• WHAT YOU WILL DO:
Pick every line with "tres" from the material below.

(Saved data entries)
● ● ●

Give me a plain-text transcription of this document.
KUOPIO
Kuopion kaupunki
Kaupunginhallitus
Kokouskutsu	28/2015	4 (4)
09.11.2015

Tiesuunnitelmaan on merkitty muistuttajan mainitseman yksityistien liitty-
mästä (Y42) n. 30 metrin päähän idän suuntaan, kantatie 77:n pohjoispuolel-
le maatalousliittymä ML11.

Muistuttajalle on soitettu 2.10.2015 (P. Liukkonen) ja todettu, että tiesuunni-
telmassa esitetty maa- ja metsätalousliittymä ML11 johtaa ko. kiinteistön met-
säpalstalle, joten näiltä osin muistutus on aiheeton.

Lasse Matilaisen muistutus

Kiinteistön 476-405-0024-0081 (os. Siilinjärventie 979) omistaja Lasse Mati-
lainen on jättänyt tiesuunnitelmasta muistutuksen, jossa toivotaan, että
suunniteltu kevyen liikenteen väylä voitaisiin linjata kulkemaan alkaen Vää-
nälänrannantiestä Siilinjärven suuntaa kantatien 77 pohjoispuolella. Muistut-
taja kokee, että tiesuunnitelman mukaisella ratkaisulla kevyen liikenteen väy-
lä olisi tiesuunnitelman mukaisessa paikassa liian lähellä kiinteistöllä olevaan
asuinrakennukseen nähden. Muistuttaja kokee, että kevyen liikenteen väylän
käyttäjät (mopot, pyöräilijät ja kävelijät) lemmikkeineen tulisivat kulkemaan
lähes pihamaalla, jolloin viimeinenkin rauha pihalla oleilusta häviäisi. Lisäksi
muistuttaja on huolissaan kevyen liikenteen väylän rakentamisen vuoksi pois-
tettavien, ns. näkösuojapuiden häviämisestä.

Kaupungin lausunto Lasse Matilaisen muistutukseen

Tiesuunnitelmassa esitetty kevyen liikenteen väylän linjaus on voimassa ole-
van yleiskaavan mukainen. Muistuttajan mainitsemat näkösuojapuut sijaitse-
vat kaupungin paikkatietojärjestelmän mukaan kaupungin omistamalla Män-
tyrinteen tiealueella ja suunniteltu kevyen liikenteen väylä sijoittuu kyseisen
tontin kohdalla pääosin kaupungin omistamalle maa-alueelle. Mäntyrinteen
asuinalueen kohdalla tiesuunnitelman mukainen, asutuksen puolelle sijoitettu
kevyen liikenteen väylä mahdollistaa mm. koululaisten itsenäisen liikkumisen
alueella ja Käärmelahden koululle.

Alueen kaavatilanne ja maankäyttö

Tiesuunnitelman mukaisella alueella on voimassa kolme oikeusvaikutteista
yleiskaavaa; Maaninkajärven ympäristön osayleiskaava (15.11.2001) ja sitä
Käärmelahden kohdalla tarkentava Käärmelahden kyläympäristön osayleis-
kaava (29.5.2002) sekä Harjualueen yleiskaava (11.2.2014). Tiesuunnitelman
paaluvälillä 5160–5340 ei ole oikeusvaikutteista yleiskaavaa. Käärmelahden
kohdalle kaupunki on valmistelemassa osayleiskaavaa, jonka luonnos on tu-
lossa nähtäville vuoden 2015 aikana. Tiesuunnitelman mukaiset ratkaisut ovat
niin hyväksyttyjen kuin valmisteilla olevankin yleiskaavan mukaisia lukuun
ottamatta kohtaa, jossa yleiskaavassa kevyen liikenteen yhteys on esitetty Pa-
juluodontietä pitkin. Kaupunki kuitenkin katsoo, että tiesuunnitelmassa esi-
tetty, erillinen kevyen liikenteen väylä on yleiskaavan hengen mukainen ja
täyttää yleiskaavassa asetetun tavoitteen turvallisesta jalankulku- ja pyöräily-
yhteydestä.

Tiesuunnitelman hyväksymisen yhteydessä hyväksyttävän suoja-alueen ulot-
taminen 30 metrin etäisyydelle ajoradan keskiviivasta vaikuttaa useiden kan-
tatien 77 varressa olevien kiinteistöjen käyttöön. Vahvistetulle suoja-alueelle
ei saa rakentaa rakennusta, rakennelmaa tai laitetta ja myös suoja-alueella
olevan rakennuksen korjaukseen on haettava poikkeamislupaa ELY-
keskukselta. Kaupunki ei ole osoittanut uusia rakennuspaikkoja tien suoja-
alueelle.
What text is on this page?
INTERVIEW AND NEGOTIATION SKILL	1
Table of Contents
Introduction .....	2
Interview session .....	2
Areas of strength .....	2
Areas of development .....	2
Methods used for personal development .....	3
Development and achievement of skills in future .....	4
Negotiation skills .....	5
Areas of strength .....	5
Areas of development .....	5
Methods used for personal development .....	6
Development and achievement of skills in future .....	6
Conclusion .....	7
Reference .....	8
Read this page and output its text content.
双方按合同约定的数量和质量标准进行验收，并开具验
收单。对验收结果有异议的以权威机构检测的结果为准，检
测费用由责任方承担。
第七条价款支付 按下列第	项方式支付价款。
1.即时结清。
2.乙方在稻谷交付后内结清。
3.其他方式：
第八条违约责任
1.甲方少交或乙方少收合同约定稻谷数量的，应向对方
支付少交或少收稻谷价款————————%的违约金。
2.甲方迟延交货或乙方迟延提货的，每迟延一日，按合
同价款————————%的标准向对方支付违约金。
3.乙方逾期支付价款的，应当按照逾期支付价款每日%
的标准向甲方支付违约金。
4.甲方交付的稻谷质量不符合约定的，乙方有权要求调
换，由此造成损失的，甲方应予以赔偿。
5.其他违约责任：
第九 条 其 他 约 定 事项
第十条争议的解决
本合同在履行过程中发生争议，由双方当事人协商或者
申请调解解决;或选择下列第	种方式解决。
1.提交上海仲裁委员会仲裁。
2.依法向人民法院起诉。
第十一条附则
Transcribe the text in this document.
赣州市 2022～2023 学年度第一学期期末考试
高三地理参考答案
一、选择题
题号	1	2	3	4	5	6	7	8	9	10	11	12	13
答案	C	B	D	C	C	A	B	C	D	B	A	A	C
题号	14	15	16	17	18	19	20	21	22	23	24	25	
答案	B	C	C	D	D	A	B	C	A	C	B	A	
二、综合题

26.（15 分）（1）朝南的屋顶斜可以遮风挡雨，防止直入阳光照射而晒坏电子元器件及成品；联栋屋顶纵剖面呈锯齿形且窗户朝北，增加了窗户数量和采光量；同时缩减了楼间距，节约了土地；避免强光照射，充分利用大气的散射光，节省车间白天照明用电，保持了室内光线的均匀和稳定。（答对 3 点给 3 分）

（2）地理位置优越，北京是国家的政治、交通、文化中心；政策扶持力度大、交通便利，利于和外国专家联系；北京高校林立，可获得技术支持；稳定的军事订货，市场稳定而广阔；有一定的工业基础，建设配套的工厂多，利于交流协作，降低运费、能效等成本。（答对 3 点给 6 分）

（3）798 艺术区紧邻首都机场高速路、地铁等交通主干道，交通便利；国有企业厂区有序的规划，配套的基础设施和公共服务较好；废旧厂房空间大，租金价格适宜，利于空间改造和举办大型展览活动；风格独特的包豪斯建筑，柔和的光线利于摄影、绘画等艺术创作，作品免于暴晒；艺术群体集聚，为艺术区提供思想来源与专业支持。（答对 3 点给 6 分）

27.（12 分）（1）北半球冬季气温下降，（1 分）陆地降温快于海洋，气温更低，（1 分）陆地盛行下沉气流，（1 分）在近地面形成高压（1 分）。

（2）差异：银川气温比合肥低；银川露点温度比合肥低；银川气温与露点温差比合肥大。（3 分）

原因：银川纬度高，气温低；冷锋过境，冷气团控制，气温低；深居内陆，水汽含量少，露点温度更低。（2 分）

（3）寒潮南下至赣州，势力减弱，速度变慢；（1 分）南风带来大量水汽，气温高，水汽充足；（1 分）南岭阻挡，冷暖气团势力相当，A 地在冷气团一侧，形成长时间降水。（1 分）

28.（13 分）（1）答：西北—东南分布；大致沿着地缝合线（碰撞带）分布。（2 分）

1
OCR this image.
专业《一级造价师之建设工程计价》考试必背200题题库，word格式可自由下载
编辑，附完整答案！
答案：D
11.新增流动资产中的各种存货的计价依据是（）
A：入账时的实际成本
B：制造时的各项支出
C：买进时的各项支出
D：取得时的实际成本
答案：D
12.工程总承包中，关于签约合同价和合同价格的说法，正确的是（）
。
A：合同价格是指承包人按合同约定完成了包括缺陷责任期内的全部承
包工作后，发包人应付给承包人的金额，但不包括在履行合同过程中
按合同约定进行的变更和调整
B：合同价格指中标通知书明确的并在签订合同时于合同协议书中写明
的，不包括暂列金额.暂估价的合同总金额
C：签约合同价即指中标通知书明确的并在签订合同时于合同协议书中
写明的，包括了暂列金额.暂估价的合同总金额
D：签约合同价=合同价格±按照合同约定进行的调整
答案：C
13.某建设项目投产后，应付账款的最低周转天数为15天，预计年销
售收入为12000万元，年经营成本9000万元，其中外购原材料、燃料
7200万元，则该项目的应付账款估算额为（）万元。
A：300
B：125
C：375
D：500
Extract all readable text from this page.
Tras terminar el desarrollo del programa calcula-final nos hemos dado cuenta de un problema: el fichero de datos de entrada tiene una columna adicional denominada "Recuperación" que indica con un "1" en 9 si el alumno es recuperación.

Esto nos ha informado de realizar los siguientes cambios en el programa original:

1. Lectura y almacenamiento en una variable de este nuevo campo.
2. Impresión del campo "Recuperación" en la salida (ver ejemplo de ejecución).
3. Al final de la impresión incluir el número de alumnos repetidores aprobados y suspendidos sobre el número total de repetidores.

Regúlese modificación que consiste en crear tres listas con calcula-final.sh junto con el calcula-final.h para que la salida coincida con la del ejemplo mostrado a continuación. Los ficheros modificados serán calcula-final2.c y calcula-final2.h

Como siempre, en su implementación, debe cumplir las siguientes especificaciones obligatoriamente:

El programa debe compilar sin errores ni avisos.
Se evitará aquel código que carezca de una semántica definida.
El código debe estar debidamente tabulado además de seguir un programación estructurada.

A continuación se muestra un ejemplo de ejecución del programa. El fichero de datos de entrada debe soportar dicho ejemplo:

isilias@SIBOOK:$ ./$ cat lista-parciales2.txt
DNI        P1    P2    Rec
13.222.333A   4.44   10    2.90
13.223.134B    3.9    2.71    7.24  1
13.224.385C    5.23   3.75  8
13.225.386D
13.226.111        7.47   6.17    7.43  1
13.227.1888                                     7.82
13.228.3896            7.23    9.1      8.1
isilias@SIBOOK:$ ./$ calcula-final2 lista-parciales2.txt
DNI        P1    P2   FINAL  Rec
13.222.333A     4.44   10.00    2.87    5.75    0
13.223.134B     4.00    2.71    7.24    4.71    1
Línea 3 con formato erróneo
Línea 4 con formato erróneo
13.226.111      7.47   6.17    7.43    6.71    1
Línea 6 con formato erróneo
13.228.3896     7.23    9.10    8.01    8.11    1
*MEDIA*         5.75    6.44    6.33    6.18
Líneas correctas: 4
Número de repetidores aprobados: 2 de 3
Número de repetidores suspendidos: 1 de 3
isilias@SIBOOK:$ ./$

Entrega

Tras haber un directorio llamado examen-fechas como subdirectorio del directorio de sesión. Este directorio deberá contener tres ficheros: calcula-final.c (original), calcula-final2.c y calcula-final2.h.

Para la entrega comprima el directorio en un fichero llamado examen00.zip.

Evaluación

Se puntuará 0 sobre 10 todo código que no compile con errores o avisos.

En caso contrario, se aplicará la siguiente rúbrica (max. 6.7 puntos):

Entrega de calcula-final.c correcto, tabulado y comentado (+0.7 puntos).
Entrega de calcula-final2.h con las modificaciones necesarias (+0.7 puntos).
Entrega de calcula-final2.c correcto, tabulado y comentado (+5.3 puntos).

● ● ●

• SOLUTION BELOW:
Regúlese modificación que consiste en crear tres listas con calcula-final.sh junto con el calcula-final.h para que la salida coincida con la del ejemplo mostrado a continuación. Los ficheros modificados serán calcula-final2.c y calcula-final2.h
Tras haber un directorio llamado examen-fechas como subdirectorio del directorio de sesión. Este directorio deberá contener tres ficheros: calcula-final.c (original), calcula-final2.c y calcula-final2.h.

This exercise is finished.